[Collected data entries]
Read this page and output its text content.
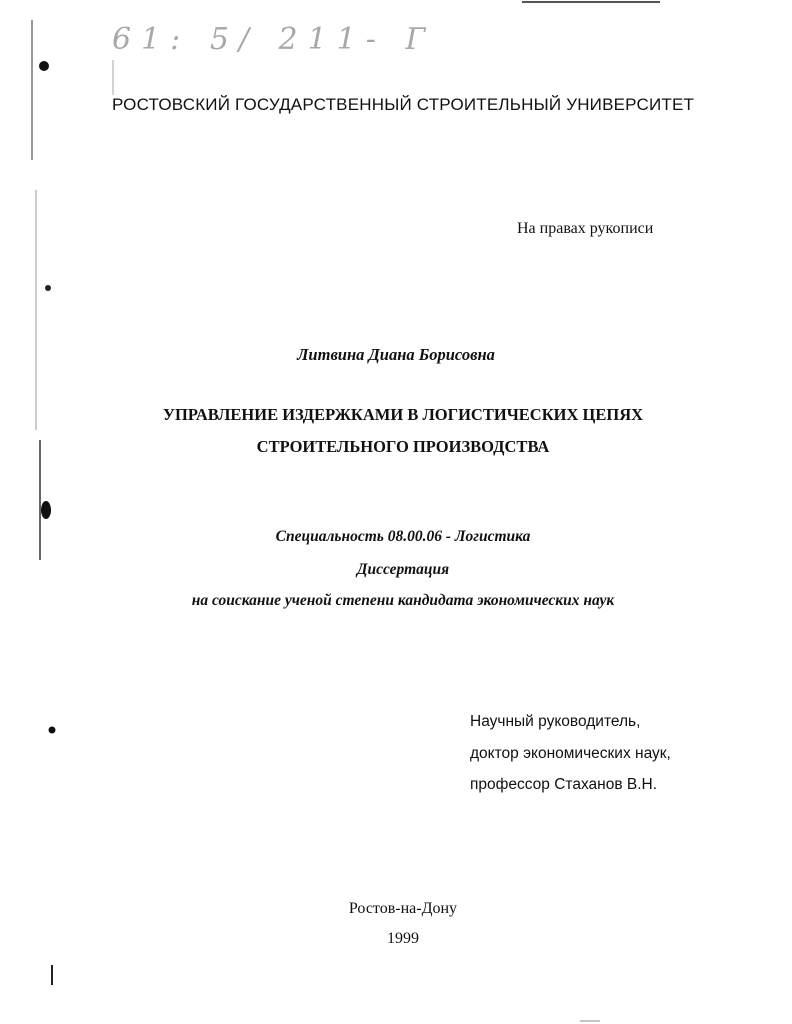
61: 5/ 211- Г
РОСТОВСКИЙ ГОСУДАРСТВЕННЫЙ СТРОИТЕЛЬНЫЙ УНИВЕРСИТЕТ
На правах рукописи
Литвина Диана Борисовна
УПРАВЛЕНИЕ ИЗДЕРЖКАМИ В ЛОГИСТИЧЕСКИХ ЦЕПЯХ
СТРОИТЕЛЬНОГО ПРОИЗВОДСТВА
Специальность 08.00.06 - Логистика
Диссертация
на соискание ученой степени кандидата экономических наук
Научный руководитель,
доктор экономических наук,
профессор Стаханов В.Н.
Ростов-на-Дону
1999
---
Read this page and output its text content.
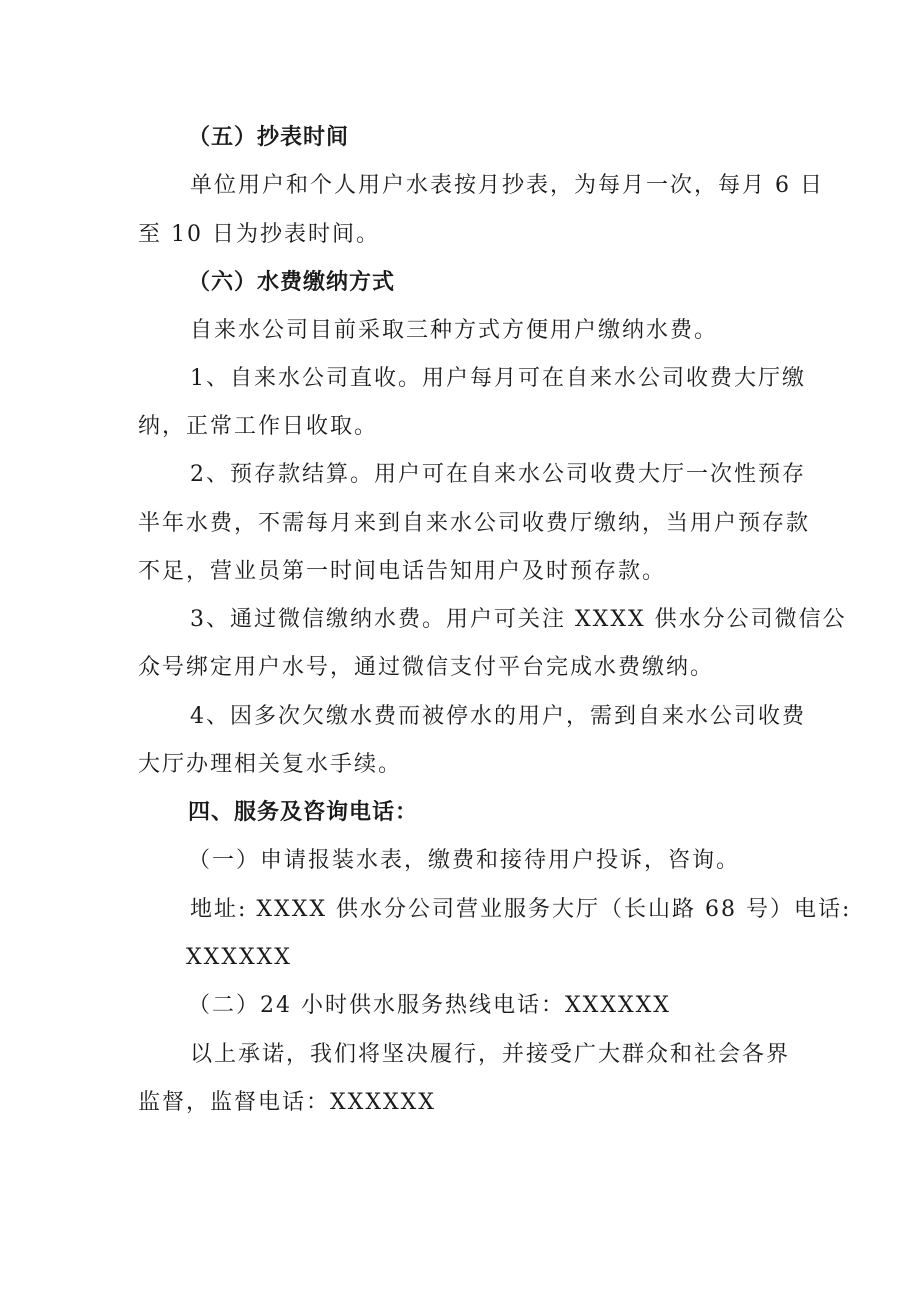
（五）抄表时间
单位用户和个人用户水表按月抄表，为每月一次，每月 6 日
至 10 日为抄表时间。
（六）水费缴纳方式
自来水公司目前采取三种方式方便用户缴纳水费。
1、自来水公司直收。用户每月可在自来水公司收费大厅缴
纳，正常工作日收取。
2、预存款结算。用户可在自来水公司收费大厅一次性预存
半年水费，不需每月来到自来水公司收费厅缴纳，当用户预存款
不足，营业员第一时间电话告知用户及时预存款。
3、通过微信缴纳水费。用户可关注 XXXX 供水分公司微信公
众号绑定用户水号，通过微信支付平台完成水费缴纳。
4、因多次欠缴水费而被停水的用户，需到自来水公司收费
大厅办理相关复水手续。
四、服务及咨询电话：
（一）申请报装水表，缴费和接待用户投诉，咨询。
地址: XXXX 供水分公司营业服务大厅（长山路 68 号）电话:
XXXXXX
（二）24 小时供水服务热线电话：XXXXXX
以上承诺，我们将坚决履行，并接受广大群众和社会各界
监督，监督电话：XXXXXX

### PROBLEM TO SOLVE
Copy out each line of the data containing the string "экономических".

### RESPONSE
на соискание ученой степени кандидата экономических наук
доктор экономических наук,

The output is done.